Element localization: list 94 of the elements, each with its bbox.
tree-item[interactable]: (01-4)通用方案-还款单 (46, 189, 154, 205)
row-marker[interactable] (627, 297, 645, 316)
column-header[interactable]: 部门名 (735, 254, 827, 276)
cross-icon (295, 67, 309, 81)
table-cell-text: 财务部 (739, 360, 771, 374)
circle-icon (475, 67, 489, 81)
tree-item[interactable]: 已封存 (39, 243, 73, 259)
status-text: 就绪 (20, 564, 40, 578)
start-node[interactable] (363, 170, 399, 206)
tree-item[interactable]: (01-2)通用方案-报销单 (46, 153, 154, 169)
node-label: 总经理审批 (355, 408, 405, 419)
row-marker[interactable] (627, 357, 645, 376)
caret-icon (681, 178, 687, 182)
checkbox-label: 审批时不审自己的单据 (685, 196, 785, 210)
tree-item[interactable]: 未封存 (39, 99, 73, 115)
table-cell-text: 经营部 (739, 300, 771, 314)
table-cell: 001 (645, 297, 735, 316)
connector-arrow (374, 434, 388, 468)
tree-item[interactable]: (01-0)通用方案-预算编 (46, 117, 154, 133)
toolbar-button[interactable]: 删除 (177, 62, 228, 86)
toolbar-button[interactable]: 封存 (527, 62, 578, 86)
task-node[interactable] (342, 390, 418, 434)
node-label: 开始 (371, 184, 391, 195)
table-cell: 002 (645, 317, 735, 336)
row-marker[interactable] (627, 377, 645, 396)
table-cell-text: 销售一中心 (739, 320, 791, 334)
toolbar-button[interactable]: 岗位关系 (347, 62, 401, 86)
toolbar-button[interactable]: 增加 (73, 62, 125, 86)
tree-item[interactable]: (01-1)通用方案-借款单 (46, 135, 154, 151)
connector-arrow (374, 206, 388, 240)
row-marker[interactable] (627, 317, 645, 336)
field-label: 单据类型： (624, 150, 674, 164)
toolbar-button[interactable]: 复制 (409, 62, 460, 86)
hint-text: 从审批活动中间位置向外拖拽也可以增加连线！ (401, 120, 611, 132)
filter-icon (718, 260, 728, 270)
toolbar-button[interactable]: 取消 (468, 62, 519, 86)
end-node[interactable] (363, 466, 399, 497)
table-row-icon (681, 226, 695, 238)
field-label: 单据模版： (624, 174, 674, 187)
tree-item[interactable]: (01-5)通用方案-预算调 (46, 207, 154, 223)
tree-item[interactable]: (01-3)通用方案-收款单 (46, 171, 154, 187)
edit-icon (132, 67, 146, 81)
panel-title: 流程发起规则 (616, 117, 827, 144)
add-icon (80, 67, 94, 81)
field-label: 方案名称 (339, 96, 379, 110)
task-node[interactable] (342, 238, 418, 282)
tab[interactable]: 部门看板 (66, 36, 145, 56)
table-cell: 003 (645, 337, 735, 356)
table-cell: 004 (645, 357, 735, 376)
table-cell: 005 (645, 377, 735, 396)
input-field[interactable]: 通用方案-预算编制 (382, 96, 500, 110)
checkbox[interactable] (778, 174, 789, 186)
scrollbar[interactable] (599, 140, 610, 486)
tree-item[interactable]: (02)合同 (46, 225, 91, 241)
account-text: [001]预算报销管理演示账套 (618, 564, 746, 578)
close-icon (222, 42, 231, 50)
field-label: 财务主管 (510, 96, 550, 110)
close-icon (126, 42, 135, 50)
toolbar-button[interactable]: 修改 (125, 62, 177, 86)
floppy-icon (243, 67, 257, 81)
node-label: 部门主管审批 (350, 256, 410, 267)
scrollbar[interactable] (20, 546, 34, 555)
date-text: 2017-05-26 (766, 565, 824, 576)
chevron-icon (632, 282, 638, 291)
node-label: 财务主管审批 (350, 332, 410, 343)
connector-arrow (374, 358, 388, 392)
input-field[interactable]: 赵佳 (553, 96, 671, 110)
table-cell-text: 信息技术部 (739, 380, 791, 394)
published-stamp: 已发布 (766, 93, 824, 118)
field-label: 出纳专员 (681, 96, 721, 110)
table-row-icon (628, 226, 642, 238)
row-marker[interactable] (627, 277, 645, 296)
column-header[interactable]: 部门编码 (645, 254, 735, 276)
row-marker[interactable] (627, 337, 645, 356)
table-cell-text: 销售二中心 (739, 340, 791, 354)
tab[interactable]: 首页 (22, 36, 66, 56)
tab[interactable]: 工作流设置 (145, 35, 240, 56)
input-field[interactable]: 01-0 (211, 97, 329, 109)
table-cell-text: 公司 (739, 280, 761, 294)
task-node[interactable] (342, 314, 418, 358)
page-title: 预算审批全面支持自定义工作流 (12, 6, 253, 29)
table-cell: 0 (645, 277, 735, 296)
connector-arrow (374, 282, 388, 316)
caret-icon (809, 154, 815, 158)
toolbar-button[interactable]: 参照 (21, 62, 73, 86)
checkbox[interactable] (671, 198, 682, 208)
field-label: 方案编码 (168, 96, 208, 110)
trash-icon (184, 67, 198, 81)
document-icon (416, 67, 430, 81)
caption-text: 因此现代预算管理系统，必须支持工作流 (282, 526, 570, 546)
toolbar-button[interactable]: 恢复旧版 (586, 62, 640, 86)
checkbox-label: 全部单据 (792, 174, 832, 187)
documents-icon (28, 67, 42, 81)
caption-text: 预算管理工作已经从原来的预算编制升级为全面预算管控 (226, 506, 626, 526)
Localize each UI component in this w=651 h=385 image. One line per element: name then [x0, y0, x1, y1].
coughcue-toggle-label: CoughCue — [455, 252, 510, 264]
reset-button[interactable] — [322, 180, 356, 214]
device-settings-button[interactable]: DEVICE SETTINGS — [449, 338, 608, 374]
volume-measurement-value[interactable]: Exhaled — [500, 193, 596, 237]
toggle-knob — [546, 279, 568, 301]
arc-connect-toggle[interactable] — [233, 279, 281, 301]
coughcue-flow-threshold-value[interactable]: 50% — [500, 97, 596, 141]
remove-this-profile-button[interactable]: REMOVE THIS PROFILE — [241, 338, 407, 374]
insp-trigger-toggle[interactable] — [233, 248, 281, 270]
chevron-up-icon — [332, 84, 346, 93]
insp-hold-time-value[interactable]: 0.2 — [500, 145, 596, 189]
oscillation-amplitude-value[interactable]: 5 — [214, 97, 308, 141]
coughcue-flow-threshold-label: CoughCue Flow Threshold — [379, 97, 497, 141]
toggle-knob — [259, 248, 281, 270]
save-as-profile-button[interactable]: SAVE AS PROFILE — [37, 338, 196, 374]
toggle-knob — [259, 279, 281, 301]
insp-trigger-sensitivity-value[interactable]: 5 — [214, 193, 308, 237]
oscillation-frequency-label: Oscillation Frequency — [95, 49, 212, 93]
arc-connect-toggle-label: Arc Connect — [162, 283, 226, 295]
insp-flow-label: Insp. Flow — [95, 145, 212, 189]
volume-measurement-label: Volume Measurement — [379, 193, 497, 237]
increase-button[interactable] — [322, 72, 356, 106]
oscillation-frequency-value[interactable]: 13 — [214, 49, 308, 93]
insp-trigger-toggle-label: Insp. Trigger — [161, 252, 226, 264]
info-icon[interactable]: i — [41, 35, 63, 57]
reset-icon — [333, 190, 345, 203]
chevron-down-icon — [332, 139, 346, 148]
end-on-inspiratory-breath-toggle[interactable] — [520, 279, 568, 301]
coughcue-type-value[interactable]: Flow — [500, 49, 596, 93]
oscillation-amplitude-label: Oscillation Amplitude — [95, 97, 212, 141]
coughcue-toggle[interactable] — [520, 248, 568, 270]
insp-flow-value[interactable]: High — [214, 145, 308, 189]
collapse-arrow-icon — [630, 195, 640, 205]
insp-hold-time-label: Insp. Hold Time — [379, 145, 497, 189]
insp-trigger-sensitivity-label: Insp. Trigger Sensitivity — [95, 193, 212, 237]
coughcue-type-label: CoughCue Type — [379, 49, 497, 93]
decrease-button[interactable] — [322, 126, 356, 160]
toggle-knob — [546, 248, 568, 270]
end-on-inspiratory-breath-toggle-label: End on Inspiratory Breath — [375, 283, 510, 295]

#### [What you have to do]
Reproduce word for word every line of the records from the first one through the line containing "connector-arrow (374, 434, 388, 468)", with both of those lines included.

#### [Full output]
Element localization: list 94 of the elements, each with its bbox.
tree-item[interactable]: (01-4)通用方案-还款单 (46, 189, 154, 205)
row-marker[interactable] (627, 297, 645, 316)
column-header[interactable]: 部门名 (735, 254, 827, 276)
cross-icon (295, 67, 309, 81)
table-cell-text: 财务部 (739, 360, 771, 374)
circle-icon (475, 67, 489, 81)
tree-item[interactable]: 已封存 (39, 243, 73, 259)
status-text: 就绪 (20, 564, 40, 578)
start-node[interactable] (363, 170, 399, 206)
tree-item[interactable]: (01-2)通用方案-报销单 (46, 153, 154, 169)
node-label: 总经理审批 (355, 408, 405, 419)
row-marker[interactable] (627, 357, 645, 376)
caret-icon (681, 178, 687, 182)
checkbox-label: 审批时不审自己的单据 (685, 196, 785, 210)
tree-item[interactable]: 未封存 (39, 99, 73, 115)
table-cell-text: 经营部 (739, 300, 771, 314)
table-cell: 001 (645, 297, 735, 316)
connector-arrow (374, 434, 388, 468)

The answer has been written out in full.